- What you should do
Would you transcribe the whole listing exactly, minus its pictures?

- Working data
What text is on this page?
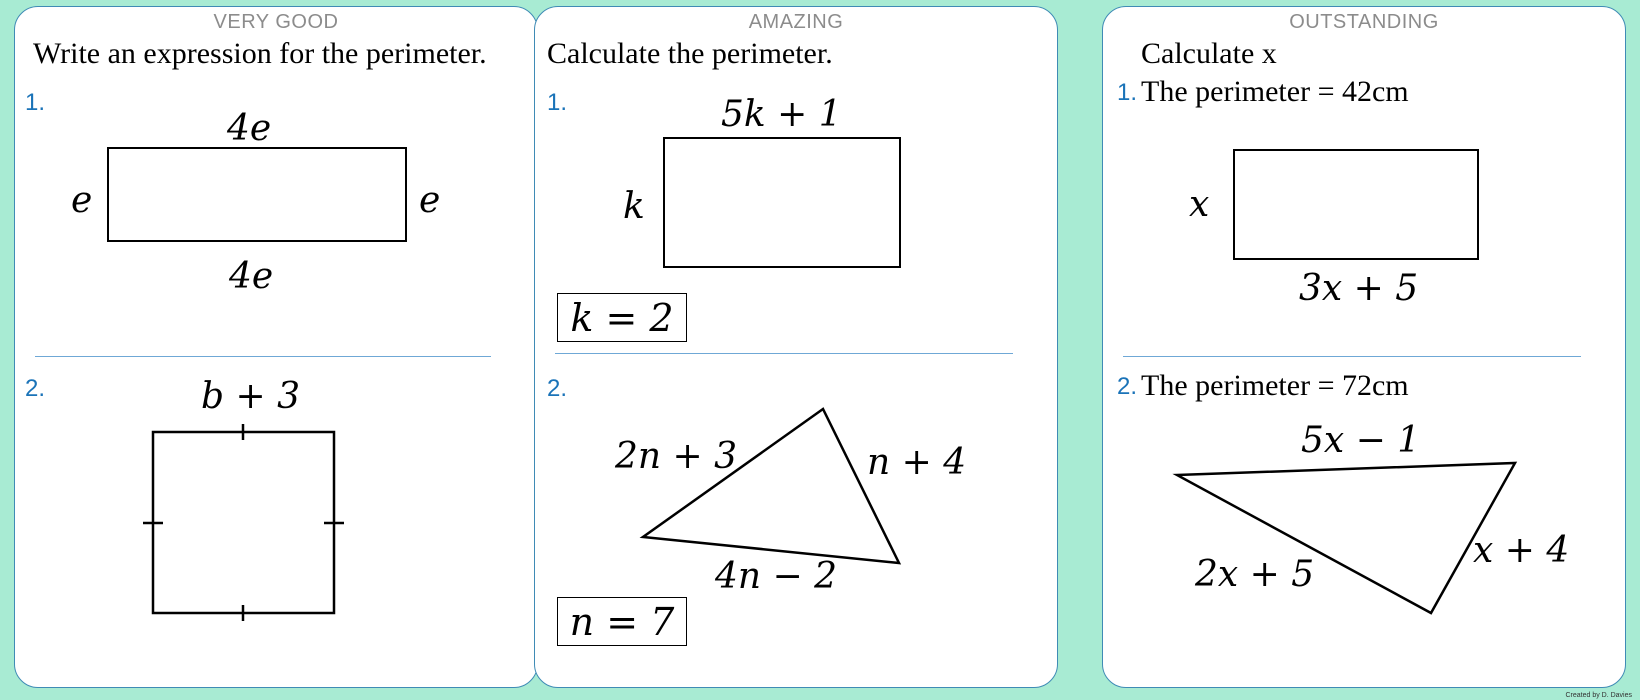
VERY GOOD
Write an expression for the perimeter.
1.
4e
e	e
4e
2.	b + 3
AMAZING
Calculate the perimeter.
1.	5k + 1
k
k = 2
2.
2n + 3	n + 4
4n − 2
n = 7
OUTSTANDING
Calculate x
1. The perimeter = 42cm
x
3x + 5
2. The perimeter = 72cm
5x − 1
2x + 5
x + 4
Created by D. Davies
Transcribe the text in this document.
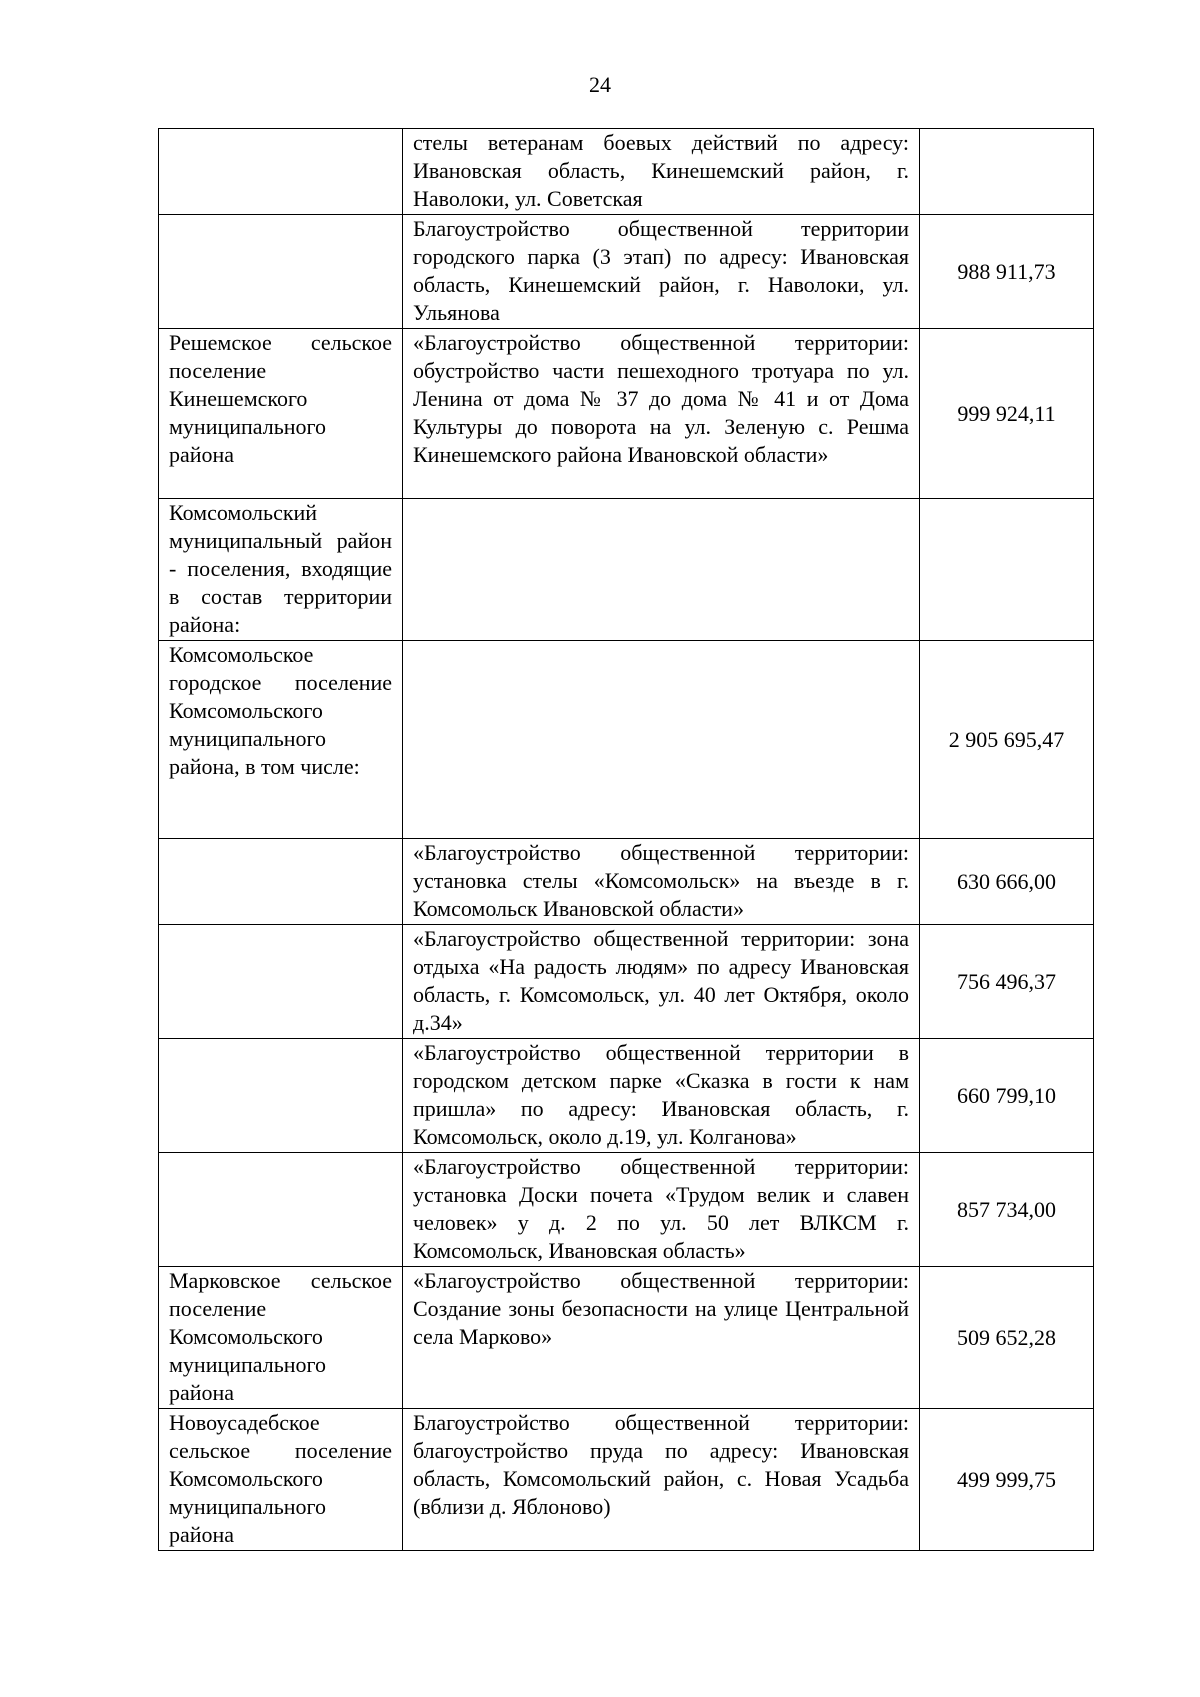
24
	стелы ветеранам боевых действий по адресу: Ивановская область, Кинешемский район, г. Наволоки, ул. Советская	
	Благоустройство общественной территории городского парка (3 этап) по адресу: Ивановская область, Кинешемский район, г. Наволоки, ул. Ульянова	988 911,73
Решемское сельское поселение Кинешемского муниципального района	«Благоустройство общественной территории: обустройство части пешеходного тротуара по ул. Ленина от дома № 37 до дома № 41 и от Дома Культуры до поворота на ул. Зеленую с. Решма Кинешемского района Ивановской области»	999 924,11
Комсомольский муниципальный район - поселения, входящие в состав территории района:		
Комсомольское городское поселение Комсомольского муниципального района, в том числе:		2 905 695,47
	«Благоустройство общественной территории: установка стелы «Комсомольск» на въезде в г. Комсомольск Ивановской области»	630 666,00
	«Благоустройство общественной территории: зона отдыха «На радость людям» по адресу Ивановская область, г. Комсомольск, ул. 40 лет Октября, около д.34»	756 496,37
	«Благоустройство общественной территории в городском детском парке «Сказка в гости к нам пришла» по адресу: Ивановская область, г. Комсомольск, около д.19, ул. Колганова»	660 799,10
	«Благоустройство общественной территории: установка Доски почета «Трудом велик и славен человек» у д. 2 по ул. 50 лет ВЛКСМ г. Комсомольск, Ивановская область»	857 734,00
Марковское сельское поселение Комсомольского муниципального района	«Благоустройство общественной территории: Создание зоны безопасности на улице Центральной села Марково»	509 652,28
Новоусадебское сельское поселение Комсомольского муниципального района	Благоустройство общественной территории: благоустройство пруда по адресу: Ивановская область, Комсомольский район, с. Новая Усадьба (вблизи д. Яблоново)	499 999,75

- Final result
What text is on this page?
VERY GOOD
Write an expression for the perimeter.
1.
4e
e	e
4e
2.	b + 3
AMAZING
Calculate the perimeter.
1.	5k + 1
k
k = 2
2.
2n + 3	n + 4
4n − 2
n = 7
OUTSTANDING
Calculate x
1. The perimeter = 42cm
x
3x + 5
2. The perimeter = 72cm
5x − 1
2x + 5
x + 4
Created by D. Davies
Transcribe the text in this document.
24
	стелы ветеранам боевых действий по адресу: Ивановская область, Кинешемский район, г. Наволоки, ул. Советская	
	Благоустройство общественной территории городского парка (3 этап) по адресу: Ивановская область, Кинешемский район, г. Наволоки, ул. Ульянова	988 911,73
Решемское сельское поселение Кинешемского муниципального района	«Благоустройство общественной территории: обустройство части пешеходного тротуара по ул. Ленина от дома № 37 до дома № 41 и от Дома Культуры до поворота на ул. Зеленую с. Решма Кинешемского района Ивановской области»	999 924,11
Комсомольский муниципальный район - поселения, входящие в состав территории района:		
Комсомольское городское поселение Комсомольского муниципального района, в том числе:		2 905 695,47
	«Благоустройство общественной территории: установка стелы «Комсомольск» на въезде в г. Комсомольск Ивановской области»	630 666,00
	«Благоустройство общественной территории: зона отдыха «На радость людям» по адресу Ивановская область, г. Комсомольск, ул. 40 лет Октября, около д.34»	756 496,37
	«Благоустройство общественной территории в городском детском парке «Сказка в гости к нам пришла» по адресу: Ивановская область, г. Комсомольск, около д.19, ул. Колганова»	660 799,10
	«Благоустройство общественной территории: установка Доски почета «Трудом велик и славен человек» у д. 2 по ул. 50 лет ВЛКСМ г. Комсомольск, Ивановская область»	857 734,00
Марковское сельское поселение Комсомольского муниципального района	«Благоустройство общественной территории: Создание зоны безопасности на улице Центральной села Марково»	509 652,28
Новоусадебское сельское поселение Комсомольского муниципального района	Благоустройство общественной территории: благоустройство пруда по адресу: Ивановская область, Комсомольский район, с. Новая Усадьба (вблизи д. Яблоново)	499 999,75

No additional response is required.